[Items from a data source]

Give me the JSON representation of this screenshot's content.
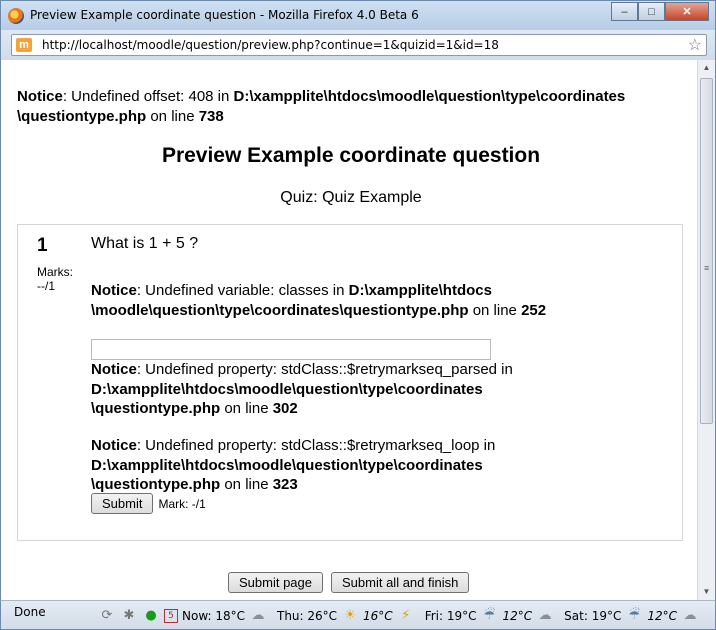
{
  "window": {
    "title": "Preview Example coordinate question - Mozilla Firefox 4.0 Beta 6",
    "minimize": "–",
    "maximize": "□",
    "close": "✕"
  },
  "address": {
    "url": "http://localhost/moodle/question/preview.php?continue=1&quizid=1&id=18",
    "site_icon_letter": "m"
  },
  "page": {
    "top_notice": {
      "label": "Notice",
      "text": ": Undefined offset: 408 in ",
      "path": "D:\\xampplite\\htdocs\\moodle\\question\\type\\coordinates \\questiontype.php",
      "on_line": " on line ",
      "line": "738"
    },
    "heading": "Preview Example coordinate question",
    "quiz": "Quiz: Quiz Example"
  },
  "question": {
    "number": "1",
    "marks_label": "Marks:",
    "marks_value": "--/1",
    "text": "What is 1 + 5 ?",
    "notices": [
      {
        "label": "Notice",
        "text": ": Undefined variable: classes in ",
        "path": "D:\\xampplite\\htdocs \\moodle\\question\\type\\coordinates\\questiontype.php",
        "on_line": " on line ",
        "line": "252"
      },
      {
        "label": "Notice",
        "text": ": Undefined property: stdClass::$retrymarkseq_parsed in ",
        "path": "D:\\xampplite\\htdocs\\moodle\\question\\type\\coordinates \\questiontype.php",
        "on_line": " on line ",
        "line": "302"
      },
      {
        "label": "Notice",
        "text": ": Undefined property: stdClass::$retrymarkseq_loop in ",
        "path": "D:\\xampplite\\htdocs\\moodle\\question\\type\\coordinates \\questiontype.php",
        "on_line": " on line ",
        "line": "323"
      }
    ],
    "answer_value": "",
    "submit_label": "Submit",
    "mark_text": "Mark: -/1"
  },
  "footer_buttons": {
    "submit_page": "Submit page",
    "submit_all": "Submit all and finish"
  },
  "statusbar": {
    "status": "Done",
    "calendar_day": "5",
    "now": "Now: 18°C",
    "thu": "Thu: 26°C",
    "thu_low": "16°C",
    "fri": "Fri: 19°C",
    "fri_low": "12°C",
    "sat": "Sat: 19°C",
    "sat_low": "12°C"
  }
}
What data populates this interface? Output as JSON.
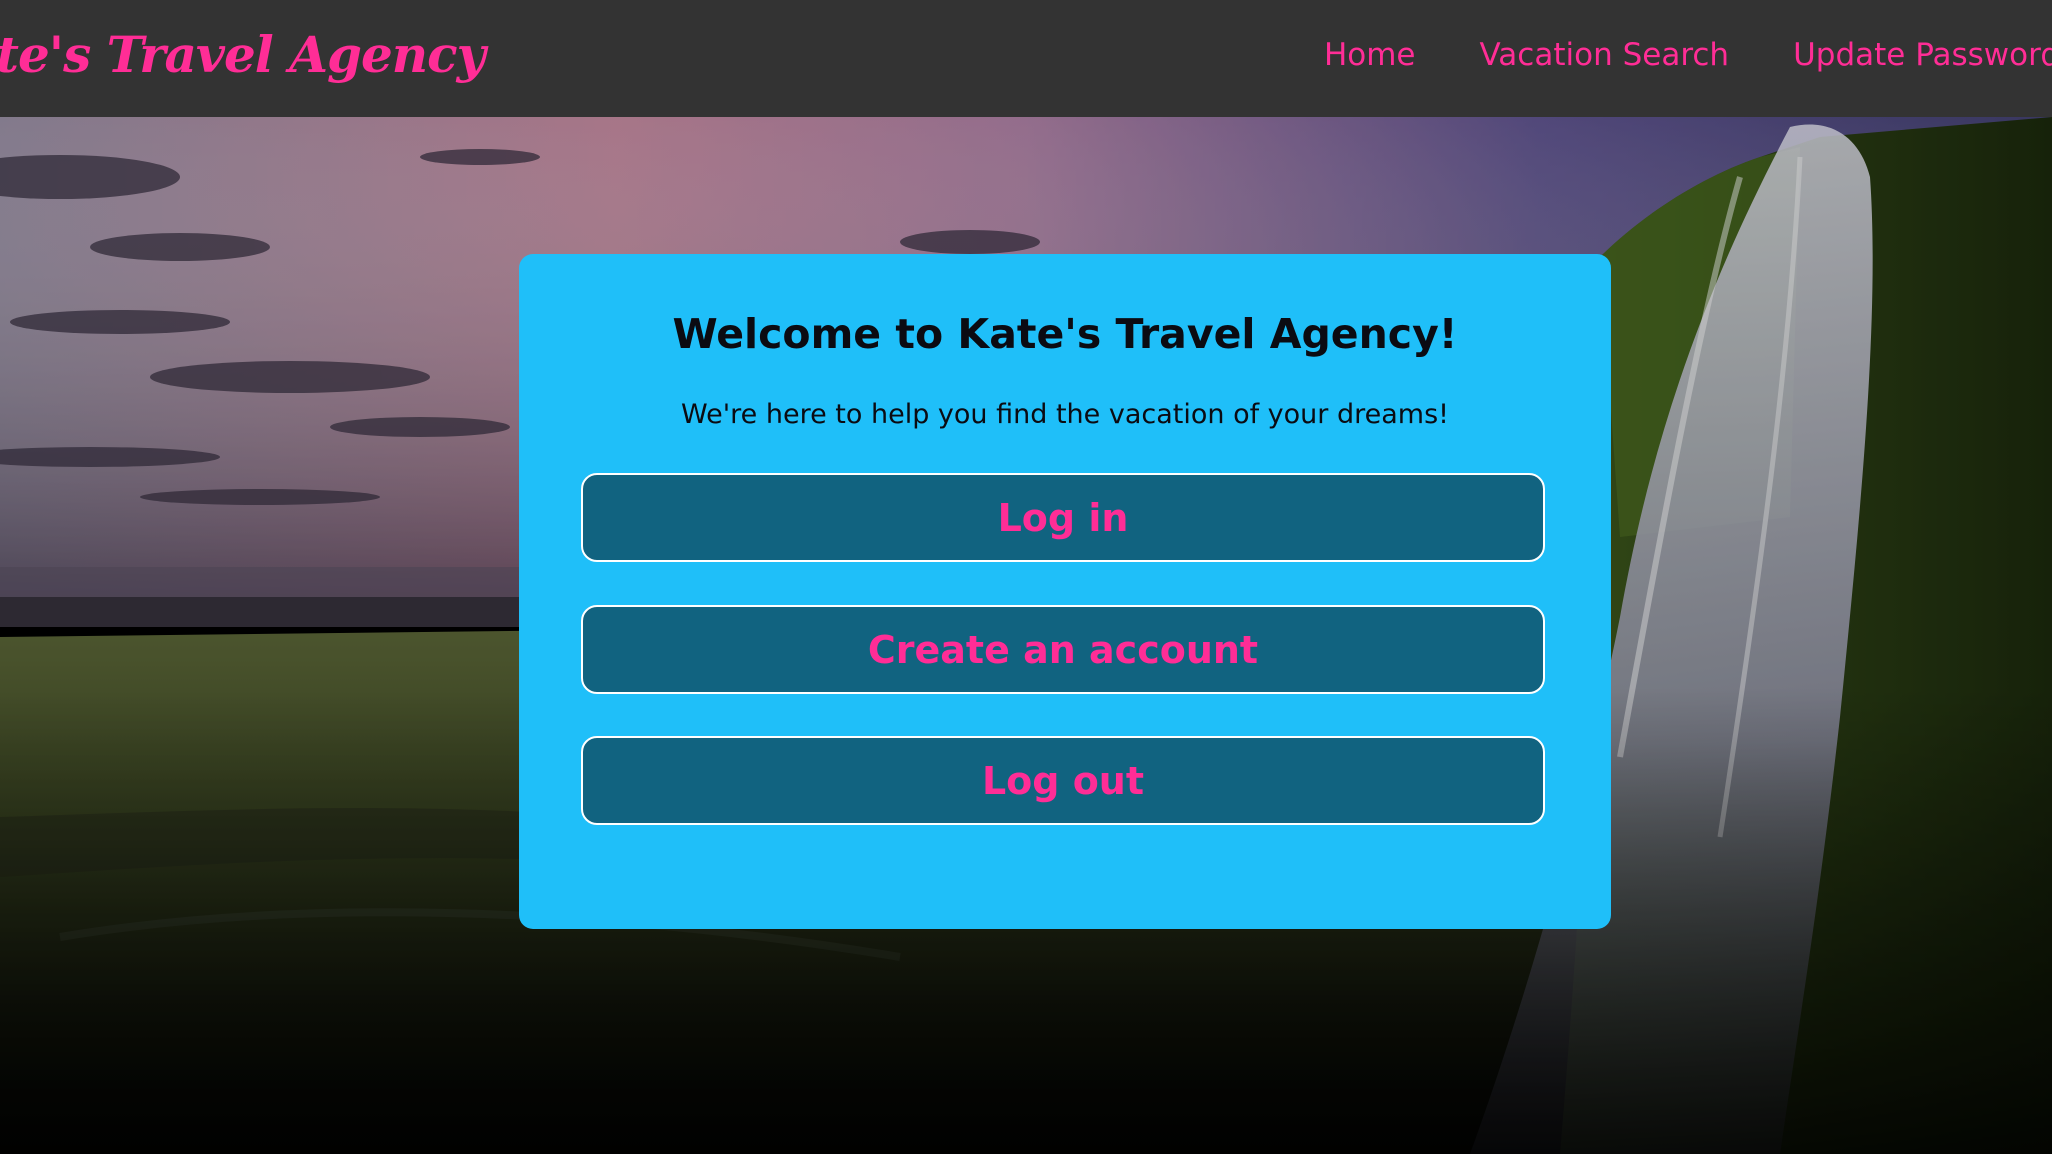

**TASK INSTRUCTIONS:**
Write out the listing above again, exactly, but with no pictures in the copy.

**EXERCISE SOLUTION:**
Give me the JSON representation of this screenshot's content.
{
  "window": {
    "title": "Preview Example coordinate question - Mozilla Firefox 4.0 Beta 6",
    "minimize": "–",
    "maximize": "□",
    "close": "✕"
  },
  "address": {
    "url": "http://localhost/moodle/question/preview.php?continue=1&quizid=1&id=18",
    "site_icon_letter": "m"
  },
  "page": {
    "top_notice": {
      "label": "Notice",
      "text": ": Undefined offset: 408 in ",
      "path": "D:\\xampplite\\htdocs\\moodle\\question\\type\\coordinates \\questiontype.php",
      "on_line": " on line ",
      "line": "738"
    },
    "heading": "Preview Example coordinate question",
    "quiz": "Quiz: Quiz Example"
  },
  "question": {
    "number": "1",
    "marks_label": "Marks:",
    "marks_value": "--/1",
    "text": "What is 1 + 5 ?",
    "notices": [
      {
        "label": "Notice",
        "text": ": Undefined variable: classes in ",
        "path": "D:\\xampplite\\htdocs \\moodle\\question\\type\\coordinates\\questiontype.php",
        "on_line": " on line ",
        "line": "252"
      },
      {
        "label": "Notice",
        "text": ": Undefined property: stdClass::$retrymarkseq_parsed in ",
        "path": "D:\\xampplite\\htdocs\\moodle\\question\\type\\coordinates \\questiontype.php",
        "on_line": " on line ",
        "line": "302"
      },
      {
        "label": "Notice",
        "text": ": Undefined property: stdClass::$retrymarkseq_loop in ",
        "path": "D:\\xampplite\\htdocs\\moodle\\question\\type\\coordinates \\questiontype.php",
        "on_line": " on line ",
        "line": "323"
      }
    ],
    "answer_value": "",
    "submit_label": "Submit",
    "mark_text": "Mark: -/1"
  },
  "footer_buttons": {
    "submit_page": "Submit page",
    "submit_all": "Submit all and finish"
  },
  "statusbar": {
    "status": "Done",
    "calendar_day": "5",
    "now": "Now: 18°C",
    "thu": "Thu: 26°C",
    "thu_low": "16°C",
    "fri": "Fri: 19°C",
    "fri_low": "12°C",
    "sat": "Sat: 19°C",
    "sat_low": "12°C"
  }
}
What data populates this interface? Output as JSON.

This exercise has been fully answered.